• DIRECTIONS FOR THIS TASK
In the entries below, count every line with the string "Queue". State the count and nothing else.

• Stored items from a collection
- - -

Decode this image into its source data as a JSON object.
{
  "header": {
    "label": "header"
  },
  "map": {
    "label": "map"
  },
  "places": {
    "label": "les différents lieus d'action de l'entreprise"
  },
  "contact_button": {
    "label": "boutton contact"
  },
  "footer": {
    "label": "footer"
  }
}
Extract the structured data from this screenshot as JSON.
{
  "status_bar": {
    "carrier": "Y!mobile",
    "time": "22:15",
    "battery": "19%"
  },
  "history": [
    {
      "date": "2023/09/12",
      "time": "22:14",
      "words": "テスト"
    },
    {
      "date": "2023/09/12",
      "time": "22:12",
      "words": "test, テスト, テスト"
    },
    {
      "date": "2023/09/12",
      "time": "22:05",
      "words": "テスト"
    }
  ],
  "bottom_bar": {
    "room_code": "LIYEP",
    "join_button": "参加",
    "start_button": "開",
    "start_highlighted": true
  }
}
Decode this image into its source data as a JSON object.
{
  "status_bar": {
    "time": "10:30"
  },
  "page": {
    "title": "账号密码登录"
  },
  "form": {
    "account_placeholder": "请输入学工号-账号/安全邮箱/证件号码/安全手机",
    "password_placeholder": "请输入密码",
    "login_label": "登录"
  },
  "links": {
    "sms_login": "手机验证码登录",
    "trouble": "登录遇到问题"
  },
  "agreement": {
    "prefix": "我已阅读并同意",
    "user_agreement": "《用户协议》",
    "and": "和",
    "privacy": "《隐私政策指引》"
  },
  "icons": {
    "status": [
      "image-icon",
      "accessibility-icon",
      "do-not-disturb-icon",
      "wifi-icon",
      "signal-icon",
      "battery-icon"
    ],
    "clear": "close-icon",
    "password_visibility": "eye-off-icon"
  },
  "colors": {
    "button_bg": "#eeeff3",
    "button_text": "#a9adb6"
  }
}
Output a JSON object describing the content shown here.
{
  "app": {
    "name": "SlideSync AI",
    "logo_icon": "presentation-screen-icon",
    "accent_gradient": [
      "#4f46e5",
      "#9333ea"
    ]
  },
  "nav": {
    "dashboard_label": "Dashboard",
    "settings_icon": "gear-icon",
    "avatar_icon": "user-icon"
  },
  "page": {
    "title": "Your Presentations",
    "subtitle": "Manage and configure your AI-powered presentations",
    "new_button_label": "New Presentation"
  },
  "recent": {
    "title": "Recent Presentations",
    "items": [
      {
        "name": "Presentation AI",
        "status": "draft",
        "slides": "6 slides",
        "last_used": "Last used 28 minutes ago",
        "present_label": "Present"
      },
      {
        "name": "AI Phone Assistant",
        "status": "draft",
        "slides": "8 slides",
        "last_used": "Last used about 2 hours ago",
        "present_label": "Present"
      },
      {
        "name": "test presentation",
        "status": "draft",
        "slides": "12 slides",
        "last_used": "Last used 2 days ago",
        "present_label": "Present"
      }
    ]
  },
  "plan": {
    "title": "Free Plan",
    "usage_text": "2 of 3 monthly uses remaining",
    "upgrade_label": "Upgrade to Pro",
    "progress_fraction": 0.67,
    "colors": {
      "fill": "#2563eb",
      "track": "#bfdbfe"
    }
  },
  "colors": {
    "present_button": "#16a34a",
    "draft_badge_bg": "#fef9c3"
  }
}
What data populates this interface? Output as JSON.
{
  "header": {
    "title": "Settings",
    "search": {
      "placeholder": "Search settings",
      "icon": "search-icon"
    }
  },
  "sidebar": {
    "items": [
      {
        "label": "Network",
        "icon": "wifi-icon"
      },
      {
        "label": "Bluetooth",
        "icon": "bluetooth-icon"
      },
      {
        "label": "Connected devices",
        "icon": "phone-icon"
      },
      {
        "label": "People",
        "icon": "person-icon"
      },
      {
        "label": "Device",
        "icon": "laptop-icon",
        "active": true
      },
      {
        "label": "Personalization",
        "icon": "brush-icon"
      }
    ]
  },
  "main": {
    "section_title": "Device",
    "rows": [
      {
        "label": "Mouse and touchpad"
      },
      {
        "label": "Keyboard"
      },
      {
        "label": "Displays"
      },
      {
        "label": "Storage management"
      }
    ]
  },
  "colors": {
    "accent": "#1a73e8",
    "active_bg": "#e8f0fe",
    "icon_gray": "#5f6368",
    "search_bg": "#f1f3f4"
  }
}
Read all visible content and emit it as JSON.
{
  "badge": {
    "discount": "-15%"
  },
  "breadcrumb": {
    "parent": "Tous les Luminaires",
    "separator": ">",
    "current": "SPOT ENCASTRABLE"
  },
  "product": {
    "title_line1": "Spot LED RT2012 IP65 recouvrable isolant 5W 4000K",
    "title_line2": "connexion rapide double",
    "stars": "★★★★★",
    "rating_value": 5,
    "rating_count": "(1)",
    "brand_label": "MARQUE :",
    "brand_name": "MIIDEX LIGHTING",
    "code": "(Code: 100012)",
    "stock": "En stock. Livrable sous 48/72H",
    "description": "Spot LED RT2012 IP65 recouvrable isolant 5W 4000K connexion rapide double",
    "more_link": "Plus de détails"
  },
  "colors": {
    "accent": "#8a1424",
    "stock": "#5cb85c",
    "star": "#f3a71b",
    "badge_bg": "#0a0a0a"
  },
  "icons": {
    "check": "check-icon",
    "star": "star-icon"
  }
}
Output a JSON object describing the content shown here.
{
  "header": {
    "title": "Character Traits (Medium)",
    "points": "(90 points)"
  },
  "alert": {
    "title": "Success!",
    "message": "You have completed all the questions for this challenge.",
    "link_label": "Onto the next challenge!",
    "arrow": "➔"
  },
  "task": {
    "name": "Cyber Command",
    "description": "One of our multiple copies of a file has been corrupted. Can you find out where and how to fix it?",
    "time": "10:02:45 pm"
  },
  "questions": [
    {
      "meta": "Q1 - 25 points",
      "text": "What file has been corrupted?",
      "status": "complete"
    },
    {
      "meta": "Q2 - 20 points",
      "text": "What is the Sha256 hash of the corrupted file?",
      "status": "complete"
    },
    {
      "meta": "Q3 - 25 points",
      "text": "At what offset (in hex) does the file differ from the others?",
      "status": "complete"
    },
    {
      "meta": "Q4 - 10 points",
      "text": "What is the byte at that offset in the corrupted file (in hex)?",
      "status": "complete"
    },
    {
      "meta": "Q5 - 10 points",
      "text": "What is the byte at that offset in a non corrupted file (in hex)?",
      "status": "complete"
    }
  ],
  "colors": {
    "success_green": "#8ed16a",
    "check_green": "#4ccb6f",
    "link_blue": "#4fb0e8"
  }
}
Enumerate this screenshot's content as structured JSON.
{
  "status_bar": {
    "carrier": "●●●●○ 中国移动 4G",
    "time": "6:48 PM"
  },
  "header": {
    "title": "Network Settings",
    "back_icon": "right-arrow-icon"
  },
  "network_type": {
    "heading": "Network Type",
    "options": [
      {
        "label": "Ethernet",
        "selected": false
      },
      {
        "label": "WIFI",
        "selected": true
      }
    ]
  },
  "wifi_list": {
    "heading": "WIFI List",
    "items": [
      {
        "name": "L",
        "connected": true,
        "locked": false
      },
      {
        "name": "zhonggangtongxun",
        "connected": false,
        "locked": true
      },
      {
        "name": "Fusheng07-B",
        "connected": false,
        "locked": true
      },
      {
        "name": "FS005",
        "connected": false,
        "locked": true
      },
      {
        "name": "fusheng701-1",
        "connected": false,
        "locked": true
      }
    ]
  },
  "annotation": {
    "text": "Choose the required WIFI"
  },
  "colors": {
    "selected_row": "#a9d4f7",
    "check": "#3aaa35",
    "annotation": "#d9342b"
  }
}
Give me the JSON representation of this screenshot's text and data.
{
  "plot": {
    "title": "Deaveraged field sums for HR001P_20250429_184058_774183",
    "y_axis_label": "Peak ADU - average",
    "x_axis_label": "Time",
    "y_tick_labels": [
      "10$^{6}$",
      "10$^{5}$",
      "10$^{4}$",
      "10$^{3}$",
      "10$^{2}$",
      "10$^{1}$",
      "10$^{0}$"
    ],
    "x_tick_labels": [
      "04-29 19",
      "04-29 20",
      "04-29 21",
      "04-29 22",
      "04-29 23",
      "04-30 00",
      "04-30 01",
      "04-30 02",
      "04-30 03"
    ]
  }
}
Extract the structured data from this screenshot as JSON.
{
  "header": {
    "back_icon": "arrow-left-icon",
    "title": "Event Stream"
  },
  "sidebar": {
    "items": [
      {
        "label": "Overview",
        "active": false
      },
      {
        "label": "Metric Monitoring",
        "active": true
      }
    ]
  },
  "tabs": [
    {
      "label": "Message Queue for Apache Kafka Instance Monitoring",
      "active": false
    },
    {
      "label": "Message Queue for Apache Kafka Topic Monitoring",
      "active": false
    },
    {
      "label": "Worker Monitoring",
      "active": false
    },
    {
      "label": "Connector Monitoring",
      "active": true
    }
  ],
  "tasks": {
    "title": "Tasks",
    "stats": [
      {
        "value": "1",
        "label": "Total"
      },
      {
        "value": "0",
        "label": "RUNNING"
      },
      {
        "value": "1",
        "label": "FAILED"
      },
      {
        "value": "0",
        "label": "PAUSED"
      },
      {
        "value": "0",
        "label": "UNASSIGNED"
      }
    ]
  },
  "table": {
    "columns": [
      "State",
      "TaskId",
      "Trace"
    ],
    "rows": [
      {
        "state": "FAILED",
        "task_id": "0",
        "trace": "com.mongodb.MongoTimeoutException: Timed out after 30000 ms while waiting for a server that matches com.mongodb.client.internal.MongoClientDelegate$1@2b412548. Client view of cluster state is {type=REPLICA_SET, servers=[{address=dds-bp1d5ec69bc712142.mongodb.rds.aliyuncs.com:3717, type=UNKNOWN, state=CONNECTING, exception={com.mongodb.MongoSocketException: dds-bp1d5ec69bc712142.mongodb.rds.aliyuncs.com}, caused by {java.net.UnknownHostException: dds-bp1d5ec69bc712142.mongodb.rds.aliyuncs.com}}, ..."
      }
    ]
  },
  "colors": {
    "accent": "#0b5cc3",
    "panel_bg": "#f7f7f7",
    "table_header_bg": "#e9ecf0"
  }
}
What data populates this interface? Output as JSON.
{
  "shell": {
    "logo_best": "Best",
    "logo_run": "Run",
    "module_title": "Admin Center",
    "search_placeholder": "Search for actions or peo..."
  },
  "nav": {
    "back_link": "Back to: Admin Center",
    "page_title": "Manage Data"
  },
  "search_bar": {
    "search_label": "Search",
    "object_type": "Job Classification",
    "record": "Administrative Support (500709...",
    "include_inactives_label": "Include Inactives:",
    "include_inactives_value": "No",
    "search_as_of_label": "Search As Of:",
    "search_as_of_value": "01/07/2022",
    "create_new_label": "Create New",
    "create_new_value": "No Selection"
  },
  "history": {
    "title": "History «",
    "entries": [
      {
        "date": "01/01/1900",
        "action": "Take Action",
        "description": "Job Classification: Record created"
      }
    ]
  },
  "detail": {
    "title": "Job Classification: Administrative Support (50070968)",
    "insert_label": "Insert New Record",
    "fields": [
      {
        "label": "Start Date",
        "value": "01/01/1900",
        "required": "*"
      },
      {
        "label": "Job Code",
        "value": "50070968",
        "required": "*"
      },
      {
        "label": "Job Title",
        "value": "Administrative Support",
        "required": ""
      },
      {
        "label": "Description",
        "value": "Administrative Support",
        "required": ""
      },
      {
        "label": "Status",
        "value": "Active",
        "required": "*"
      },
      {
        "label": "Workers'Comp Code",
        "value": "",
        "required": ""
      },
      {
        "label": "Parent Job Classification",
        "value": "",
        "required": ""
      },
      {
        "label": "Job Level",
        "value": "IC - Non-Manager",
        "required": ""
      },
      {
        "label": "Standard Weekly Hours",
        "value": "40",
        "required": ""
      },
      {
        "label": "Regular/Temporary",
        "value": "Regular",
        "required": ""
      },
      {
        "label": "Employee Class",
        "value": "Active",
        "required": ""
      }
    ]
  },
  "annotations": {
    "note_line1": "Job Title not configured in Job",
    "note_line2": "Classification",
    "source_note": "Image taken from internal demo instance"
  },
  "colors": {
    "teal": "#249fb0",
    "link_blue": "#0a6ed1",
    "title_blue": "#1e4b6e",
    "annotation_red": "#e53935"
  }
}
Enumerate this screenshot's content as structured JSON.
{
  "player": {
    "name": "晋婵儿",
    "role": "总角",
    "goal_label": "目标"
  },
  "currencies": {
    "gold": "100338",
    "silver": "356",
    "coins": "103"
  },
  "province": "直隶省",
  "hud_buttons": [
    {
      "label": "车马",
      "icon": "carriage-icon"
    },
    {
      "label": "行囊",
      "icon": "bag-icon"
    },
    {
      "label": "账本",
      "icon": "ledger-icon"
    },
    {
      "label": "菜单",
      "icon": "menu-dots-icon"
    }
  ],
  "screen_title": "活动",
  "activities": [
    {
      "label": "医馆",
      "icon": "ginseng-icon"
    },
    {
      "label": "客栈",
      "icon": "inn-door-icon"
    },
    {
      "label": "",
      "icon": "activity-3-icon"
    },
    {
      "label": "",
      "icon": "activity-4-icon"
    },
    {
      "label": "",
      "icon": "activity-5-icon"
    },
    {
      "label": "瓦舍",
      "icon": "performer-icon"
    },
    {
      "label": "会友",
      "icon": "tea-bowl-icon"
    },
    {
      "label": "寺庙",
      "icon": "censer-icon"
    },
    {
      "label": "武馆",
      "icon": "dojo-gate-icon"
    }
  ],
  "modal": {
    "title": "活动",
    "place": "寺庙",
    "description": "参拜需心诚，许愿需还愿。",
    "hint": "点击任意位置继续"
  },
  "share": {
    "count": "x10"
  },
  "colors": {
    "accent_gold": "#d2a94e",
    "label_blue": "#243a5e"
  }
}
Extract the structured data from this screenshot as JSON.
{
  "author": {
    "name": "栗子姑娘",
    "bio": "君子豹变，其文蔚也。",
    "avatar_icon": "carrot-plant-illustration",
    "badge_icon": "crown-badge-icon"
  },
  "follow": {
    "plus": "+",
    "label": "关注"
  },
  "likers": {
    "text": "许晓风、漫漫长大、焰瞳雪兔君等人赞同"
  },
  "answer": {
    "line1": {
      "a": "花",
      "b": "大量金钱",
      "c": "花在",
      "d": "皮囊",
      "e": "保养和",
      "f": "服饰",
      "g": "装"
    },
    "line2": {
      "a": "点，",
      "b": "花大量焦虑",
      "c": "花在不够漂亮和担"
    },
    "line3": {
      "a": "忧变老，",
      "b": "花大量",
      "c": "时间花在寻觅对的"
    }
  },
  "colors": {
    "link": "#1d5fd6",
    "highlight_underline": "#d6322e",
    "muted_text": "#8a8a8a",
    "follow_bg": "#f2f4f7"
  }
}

- - -

• RESPONSE BELOW
2